Stored items from a collection:
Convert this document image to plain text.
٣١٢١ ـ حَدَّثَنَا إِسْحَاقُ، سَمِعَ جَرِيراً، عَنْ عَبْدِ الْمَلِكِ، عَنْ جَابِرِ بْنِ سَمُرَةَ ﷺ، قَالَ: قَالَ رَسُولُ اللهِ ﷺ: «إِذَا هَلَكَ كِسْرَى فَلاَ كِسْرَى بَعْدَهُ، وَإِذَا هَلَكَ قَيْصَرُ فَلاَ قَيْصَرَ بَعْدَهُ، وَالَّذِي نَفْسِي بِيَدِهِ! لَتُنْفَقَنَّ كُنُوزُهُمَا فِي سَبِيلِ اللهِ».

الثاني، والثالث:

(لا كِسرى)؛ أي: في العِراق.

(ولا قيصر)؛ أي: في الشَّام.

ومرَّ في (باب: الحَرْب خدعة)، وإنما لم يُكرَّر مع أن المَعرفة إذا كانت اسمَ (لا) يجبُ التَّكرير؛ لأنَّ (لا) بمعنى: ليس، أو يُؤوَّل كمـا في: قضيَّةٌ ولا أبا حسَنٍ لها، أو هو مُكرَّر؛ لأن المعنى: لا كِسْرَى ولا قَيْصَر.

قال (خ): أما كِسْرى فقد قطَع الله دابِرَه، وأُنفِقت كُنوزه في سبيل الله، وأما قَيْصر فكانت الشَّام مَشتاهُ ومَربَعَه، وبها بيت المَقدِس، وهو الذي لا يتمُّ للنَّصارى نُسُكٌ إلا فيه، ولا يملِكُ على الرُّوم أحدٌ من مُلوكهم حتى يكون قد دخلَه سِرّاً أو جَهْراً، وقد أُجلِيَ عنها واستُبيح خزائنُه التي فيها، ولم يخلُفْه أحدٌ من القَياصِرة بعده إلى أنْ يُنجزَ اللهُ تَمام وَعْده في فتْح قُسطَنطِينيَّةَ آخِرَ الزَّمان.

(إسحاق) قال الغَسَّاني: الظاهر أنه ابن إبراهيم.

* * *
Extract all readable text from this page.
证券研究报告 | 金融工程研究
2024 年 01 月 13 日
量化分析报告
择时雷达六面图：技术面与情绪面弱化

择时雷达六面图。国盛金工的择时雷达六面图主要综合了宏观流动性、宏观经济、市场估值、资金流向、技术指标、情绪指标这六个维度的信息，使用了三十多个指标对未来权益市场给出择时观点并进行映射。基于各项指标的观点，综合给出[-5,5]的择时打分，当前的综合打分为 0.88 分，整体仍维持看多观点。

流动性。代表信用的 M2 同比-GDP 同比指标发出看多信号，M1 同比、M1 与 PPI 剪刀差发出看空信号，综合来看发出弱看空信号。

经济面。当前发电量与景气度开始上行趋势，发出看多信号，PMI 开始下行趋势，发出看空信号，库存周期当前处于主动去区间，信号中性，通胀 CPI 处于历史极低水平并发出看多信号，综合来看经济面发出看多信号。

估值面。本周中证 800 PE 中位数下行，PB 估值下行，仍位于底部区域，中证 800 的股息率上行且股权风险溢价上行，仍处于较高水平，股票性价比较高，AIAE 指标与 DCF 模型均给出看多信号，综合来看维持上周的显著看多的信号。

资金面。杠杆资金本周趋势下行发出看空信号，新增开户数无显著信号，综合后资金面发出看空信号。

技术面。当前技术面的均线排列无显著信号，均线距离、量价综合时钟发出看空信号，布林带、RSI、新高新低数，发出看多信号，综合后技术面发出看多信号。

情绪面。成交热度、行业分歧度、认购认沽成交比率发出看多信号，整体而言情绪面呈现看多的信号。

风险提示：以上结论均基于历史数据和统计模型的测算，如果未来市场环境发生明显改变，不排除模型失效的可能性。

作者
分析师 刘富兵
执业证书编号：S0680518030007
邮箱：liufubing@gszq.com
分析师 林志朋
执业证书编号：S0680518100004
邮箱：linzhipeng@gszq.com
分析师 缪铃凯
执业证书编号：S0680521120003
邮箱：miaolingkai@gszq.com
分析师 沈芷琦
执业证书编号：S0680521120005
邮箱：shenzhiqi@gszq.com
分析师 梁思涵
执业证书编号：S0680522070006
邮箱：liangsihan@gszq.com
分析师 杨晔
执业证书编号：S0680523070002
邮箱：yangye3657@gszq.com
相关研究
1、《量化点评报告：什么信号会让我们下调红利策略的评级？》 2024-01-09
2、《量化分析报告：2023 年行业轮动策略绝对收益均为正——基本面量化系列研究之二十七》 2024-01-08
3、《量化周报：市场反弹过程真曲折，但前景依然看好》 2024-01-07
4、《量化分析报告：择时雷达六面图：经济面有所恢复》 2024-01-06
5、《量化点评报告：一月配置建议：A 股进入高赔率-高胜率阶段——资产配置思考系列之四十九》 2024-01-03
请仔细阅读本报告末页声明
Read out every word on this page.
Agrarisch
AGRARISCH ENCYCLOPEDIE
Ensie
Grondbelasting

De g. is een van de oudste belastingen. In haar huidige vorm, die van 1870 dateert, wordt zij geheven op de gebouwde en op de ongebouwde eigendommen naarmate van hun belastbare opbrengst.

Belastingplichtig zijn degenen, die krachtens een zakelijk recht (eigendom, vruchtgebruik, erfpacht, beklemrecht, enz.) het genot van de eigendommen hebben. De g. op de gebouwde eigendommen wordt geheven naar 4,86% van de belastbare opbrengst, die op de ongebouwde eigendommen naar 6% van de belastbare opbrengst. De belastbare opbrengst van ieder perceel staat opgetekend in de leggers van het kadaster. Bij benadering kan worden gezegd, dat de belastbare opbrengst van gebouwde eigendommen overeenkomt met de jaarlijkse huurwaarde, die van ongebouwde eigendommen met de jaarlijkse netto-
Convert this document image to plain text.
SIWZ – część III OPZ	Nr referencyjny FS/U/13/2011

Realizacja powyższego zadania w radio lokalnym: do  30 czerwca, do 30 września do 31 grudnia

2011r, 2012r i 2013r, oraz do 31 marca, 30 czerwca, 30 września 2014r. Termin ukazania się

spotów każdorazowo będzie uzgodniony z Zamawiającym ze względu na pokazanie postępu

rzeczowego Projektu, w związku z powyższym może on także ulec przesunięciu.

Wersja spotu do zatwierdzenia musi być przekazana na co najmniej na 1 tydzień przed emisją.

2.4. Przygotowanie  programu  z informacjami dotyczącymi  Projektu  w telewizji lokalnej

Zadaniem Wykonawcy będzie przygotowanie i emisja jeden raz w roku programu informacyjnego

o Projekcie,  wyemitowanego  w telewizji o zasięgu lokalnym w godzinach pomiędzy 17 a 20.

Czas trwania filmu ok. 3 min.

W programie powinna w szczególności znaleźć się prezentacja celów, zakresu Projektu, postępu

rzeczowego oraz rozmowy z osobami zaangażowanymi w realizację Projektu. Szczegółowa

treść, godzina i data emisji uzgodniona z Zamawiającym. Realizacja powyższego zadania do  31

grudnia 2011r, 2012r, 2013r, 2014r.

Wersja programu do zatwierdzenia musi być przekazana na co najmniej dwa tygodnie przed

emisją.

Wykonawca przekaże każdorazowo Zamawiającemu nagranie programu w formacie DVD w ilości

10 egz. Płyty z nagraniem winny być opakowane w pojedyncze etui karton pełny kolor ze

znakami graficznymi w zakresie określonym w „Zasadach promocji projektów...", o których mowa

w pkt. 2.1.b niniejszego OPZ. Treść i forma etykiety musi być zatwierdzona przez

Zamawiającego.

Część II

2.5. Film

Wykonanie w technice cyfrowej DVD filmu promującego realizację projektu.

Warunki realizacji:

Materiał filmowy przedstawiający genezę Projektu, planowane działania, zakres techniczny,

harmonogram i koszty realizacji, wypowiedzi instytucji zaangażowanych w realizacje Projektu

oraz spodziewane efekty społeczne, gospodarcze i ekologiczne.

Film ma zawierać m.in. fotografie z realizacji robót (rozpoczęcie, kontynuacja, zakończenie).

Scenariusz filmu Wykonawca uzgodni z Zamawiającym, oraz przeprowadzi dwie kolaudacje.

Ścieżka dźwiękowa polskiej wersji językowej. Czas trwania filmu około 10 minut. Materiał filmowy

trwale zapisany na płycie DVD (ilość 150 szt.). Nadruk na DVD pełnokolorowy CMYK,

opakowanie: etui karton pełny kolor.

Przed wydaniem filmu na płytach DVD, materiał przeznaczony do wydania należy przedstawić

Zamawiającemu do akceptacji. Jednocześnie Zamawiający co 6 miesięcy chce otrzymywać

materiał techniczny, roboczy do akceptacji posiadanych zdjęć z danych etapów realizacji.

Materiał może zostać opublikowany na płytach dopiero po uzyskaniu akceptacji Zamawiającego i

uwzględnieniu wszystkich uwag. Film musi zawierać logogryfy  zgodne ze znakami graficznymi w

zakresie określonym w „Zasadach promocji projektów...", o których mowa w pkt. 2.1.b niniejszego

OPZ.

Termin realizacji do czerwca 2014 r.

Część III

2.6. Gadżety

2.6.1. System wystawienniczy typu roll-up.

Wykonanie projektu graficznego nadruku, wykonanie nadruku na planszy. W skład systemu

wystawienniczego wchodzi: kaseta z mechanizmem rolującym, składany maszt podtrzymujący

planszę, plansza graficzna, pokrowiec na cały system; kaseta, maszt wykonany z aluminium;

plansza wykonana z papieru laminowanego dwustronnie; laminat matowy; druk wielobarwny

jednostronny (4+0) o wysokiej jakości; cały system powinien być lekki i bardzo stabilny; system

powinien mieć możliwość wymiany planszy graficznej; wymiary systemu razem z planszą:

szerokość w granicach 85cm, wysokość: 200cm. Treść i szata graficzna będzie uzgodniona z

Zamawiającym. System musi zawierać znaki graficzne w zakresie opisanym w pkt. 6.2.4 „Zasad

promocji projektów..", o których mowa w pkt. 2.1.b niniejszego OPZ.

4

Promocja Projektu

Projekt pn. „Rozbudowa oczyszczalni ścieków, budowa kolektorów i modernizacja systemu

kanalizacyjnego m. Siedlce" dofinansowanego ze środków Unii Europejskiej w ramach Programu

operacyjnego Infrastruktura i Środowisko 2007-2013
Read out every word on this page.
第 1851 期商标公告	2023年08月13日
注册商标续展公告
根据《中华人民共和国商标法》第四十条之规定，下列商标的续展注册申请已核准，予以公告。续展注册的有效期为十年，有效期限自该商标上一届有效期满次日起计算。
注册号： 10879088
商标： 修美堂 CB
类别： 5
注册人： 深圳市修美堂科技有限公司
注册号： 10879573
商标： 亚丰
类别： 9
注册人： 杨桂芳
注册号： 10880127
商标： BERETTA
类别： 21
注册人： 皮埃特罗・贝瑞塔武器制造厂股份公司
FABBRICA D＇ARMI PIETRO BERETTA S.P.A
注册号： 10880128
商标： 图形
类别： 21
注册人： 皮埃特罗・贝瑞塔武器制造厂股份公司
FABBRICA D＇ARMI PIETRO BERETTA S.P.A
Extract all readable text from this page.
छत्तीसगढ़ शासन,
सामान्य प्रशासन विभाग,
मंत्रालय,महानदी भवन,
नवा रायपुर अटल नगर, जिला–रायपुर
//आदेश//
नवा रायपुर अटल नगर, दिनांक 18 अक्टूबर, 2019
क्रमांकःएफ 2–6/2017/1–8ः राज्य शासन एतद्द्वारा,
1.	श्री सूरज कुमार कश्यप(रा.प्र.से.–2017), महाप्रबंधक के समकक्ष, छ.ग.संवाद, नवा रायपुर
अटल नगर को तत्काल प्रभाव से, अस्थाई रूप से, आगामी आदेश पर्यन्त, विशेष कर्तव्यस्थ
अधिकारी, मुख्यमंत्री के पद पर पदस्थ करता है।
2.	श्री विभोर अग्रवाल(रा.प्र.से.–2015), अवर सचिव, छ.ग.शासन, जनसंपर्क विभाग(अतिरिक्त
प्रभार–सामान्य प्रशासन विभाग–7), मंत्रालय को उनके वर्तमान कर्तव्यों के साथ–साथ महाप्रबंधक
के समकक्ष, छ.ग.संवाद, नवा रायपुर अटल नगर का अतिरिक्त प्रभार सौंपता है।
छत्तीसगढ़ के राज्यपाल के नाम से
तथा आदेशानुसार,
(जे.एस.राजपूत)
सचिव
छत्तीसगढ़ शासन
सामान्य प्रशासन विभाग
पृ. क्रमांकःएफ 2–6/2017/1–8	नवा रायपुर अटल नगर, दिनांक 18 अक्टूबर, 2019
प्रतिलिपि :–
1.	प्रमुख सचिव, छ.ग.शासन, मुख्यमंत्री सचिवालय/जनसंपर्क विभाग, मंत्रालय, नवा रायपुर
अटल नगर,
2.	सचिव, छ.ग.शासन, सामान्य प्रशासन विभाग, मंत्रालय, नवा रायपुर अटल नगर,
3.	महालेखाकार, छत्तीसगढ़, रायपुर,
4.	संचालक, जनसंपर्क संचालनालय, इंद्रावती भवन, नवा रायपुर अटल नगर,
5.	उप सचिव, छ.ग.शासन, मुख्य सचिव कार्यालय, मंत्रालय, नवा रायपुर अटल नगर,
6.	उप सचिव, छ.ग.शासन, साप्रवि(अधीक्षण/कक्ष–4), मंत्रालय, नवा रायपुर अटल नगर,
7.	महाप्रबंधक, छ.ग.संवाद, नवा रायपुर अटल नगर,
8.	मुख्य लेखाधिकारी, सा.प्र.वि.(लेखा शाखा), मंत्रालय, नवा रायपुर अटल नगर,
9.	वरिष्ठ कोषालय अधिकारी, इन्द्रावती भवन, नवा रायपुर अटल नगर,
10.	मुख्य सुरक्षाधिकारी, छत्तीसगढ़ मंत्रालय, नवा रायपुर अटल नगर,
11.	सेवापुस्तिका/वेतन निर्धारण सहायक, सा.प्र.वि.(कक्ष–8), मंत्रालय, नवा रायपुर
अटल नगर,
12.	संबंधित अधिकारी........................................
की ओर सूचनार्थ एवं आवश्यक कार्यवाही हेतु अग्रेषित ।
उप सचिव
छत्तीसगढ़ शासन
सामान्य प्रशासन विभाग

> [EXERCISE DIRECTIONS]: Using the listing, say how many lines include the word "Zasadach", and add nothing else.

> [ANSWER TO THE EXERCISE]: 2